Dataset entries on figures:
========
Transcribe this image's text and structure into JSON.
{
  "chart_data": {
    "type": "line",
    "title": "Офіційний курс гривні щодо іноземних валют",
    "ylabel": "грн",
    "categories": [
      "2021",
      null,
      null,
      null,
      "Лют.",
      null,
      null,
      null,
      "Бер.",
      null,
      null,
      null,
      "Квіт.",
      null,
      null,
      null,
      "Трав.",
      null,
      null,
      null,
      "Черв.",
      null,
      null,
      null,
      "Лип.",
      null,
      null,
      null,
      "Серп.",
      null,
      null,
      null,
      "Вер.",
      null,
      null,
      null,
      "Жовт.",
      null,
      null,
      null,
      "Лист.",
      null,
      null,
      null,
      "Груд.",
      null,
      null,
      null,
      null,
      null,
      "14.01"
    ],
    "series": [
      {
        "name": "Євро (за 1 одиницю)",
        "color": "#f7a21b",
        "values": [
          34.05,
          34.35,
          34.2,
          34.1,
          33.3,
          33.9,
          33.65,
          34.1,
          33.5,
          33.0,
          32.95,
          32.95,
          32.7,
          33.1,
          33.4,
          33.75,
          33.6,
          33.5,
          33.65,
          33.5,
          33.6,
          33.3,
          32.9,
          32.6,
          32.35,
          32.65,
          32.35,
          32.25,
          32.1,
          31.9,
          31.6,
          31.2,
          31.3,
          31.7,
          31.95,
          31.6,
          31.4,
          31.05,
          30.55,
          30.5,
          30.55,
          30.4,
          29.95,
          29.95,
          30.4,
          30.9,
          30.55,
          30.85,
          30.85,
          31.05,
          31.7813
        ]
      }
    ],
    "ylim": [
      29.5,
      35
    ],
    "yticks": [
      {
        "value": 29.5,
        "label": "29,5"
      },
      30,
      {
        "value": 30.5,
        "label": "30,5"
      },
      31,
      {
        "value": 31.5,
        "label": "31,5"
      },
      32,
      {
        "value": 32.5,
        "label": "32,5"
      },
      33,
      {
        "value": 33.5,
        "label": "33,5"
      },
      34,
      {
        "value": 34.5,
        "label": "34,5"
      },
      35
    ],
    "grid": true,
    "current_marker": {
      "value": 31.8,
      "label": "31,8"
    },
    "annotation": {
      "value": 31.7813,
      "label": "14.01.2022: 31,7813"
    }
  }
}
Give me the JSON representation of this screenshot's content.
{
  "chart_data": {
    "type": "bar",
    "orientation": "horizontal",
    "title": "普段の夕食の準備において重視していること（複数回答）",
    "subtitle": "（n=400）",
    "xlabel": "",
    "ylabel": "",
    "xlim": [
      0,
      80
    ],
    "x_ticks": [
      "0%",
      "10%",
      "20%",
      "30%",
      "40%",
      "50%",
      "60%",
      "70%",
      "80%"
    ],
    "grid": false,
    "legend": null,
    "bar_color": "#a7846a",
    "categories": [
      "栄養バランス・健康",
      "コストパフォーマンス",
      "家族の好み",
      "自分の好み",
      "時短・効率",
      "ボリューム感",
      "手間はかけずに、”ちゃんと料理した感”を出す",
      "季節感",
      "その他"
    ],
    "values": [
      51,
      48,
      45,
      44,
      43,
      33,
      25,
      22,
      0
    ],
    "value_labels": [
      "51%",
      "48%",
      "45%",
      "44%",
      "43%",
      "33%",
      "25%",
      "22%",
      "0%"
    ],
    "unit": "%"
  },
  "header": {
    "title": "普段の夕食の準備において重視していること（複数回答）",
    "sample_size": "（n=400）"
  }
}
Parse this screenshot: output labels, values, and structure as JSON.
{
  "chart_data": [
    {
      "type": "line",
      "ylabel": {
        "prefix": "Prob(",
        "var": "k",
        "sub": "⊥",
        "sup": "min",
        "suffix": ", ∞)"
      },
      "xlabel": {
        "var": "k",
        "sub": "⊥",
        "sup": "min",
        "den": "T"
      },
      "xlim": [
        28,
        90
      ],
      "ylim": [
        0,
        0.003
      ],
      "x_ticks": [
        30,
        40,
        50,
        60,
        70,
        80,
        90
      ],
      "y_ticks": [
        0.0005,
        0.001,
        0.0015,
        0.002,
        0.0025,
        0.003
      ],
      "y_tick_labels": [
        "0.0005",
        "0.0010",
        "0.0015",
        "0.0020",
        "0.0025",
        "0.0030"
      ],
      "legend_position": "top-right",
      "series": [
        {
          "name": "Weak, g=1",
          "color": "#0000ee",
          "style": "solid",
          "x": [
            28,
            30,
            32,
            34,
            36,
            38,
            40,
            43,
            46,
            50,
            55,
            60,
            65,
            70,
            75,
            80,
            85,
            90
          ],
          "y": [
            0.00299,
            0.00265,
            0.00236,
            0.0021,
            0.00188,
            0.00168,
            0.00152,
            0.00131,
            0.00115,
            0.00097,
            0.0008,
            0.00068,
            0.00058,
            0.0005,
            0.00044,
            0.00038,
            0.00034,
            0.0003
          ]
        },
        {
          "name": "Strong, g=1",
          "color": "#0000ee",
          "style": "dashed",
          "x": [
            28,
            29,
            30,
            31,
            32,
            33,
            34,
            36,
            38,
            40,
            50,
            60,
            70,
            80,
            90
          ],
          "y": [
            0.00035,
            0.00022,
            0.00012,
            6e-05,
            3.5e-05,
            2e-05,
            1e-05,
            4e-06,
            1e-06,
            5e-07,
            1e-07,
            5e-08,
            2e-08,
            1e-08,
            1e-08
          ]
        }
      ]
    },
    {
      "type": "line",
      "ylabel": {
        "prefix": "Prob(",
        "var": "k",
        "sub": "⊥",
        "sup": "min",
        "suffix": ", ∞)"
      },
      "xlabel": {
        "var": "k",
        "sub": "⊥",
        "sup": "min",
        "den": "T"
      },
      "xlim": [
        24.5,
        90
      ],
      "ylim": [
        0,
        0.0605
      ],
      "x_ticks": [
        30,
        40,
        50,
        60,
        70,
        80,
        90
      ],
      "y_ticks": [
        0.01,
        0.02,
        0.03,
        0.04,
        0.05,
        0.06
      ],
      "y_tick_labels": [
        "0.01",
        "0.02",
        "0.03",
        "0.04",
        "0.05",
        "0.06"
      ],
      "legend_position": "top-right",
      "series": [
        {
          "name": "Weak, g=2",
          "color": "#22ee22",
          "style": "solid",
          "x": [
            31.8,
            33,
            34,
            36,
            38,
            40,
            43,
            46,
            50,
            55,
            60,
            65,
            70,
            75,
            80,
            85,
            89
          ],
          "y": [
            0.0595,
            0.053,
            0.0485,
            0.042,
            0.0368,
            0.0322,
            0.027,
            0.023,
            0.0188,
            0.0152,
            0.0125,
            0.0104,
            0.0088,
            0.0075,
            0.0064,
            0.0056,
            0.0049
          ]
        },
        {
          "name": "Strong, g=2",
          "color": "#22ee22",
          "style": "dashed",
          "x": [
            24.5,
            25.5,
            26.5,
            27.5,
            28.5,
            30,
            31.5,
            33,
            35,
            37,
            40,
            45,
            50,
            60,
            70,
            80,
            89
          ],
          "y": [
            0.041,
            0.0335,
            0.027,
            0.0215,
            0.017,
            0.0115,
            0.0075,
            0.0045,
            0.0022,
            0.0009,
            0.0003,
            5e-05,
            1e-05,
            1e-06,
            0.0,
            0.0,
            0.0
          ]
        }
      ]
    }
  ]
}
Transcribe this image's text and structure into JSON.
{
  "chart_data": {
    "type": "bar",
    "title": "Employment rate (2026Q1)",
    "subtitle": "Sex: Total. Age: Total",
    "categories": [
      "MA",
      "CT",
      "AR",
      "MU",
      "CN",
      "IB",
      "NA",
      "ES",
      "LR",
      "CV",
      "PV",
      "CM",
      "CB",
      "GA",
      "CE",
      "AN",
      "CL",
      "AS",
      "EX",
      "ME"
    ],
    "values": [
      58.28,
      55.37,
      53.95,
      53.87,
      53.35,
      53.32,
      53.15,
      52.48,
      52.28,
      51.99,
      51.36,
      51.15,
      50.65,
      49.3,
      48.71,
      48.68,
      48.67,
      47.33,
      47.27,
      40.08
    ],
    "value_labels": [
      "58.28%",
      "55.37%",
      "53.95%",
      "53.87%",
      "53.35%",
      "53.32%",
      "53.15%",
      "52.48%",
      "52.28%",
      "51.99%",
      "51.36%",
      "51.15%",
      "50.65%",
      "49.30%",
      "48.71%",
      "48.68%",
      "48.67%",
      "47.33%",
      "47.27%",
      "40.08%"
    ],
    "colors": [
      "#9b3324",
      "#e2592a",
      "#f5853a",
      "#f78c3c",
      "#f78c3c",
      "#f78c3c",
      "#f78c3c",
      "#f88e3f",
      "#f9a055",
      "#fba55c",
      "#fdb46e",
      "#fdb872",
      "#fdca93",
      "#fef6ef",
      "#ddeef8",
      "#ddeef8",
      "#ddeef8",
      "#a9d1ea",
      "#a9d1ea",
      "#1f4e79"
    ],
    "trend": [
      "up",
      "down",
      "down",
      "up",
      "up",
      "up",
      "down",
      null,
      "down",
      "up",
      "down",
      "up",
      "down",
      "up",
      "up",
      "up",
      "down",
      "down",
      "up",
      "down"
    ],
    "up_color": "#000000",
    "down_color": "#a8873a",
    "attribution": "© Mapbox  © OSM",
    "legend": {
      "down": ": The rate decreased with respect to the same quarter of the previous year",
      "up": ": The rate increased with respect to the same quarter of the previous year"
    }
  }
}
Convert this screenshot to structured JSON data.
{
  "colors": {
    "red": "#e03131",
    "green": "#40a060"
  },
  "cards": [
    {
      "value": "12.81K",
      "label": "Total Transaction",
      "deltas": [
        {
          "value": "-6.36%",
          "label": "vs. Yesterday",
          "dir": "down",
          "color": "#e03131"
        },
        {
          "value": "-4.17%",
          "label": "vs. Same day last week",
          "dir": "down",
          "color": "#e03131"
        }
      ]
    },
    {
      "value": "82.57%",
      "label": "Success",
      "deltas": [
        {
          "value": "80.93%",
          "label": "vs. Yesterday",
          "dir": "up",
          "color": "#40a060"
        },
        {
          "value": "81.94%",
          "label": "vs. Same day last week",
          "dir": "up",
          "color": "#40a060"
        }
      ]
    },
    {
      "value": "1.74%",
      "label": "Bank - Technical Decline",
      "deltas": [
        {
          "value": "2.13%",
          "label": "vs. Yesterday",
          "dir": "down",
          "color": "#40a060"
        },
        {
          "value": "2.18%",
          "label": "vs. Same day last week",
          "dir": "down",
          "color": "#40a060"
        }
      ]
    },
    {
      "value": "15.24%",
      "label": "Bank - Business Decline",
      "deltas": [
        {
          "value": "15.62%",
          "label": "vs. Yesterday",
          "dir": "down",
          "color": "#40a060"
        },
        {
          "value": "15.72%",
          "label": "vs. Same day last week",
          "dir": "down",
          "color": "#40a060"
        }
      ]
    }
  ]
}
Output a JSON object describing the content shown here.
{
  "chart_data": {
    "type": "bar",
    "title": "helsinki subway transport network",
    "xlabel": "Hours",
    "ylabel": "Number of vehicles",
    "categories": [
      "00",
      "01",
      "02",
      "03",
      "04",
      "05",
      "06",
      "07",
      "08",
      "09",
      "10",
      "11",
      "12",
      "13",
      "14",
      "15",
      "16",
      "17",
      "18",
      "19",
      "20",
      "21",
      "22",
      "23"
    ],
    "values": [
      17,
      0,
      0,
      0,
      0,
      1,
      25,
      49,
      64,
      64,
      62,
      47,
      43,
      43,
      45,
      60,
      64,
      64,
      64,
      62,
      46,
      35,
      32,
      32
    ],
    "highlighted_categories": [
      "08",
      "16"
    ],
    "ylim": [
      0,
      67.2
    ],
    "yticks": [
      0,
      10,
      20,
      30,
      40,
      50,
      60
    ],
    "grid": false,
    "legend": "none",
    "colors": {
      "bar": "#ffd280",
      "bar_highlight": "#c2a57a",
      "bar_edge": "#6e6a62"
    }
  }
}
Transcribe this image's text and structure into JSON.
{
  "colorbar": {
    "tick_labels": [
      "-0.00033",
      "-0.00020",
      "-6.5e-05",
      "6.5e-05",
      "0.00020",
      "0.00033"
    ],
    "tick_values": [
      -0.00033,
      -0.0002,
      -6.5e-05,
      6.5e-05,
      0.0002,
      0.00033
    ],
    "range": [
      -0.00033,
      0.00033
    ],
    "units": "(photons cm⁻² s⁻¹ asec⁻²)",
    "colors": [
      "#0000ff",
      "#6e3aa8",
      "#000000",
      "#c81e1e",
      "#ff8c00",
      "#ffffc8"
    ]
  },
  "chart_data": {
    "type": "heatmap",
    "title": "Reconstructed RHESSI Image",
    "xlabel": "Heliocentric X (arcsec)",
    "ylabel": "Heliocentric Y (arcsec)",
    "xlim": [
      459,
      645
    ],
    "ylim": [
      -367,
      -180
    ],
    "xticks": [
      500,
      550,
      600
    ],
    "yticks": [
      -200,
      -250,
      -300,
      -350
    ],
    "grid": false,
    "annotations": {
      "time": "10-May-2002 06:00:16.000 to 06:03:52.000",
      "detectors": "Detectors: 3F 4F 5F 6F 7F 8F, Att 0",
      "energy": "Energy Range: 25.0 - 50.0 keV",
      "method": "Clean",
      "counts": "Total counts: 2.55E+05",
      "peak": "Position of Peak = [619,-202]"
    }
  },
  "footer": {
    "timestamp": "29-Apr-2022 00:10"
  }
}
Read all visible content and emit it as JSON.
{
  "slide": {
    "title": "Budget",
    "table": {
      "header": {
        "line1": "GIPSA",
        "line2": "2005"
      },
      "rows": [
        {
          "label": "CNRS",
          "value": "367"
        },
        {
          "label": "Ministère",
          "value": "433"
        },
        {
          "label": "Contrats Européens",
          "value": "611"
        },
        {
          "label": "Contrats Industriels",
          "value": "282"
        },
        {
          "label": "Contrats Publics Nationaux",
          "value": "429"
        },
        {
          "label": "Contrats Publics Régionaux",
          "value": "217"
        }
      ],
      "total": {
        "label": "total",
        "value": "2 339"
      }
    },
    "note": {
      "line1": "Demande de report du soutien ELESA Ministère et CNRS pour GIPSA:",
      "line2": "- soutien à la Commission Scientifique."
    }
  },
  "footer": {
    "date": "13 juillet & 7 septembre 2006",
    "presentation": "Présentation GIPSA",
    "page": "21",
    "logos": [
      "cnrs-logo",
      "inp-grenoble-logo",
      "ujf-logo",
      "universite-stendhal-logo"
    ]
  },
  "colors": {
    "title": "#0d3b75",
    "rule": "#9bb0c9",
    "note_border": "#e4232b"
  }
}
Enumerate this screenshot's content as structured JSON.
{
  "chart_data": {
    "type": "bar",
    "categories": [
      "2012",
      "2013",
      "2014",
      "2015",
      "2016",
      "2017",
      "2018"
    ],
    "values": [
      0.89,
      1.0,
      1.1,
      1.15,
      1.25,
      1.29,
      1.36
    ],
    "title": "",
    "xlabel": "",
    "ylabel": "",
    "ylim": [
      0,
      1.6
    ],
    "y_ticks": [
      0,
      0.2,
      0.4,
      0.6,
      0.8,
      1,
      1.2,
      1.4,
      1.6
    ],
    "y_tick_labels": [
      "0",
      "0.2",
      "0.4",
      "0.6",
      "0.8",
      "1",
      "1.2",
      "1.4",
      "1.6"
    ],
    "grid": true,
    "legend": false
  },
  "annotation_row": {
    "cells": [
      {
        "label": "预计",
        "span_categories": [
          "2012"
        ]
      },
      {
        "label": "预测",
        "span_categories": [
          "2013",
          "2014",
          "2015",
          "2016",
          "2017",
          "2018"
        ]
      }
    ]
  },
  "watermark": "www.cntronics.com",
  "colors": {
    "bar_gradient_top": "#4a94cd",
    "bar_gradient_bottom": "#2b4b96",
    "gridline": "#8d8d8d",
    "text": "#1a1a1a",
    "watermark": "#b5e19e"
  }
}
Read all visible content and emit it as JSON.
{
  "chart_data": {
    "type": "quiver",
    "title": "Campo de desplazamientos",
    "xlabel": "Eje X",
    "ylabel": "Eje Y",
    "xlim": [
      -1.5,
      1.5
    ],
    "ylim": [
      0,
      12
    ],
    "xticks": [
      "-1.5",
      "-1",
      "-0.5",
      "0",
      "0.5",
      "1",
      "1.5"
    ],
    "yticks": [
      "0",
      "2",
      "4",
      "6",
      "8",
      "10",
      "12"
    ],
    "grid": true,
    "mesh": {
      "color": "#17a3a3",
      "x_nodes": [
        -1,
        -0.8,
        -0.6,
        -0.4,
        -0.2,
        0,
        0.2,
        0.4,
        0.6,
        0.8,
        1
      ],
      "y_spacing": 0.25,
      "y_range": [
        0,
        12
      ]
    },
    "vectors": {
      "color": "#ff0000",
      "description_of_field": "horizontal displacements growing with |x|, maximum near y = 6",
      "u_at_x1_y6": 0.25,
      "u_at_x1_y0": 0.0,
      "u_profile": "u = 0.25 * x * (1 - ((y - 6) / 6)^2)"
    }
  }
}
========
What the task asks: Tally how many lines of the material contain the word "xlabel". The answer must be the number and nothing else.

Complete answer: 7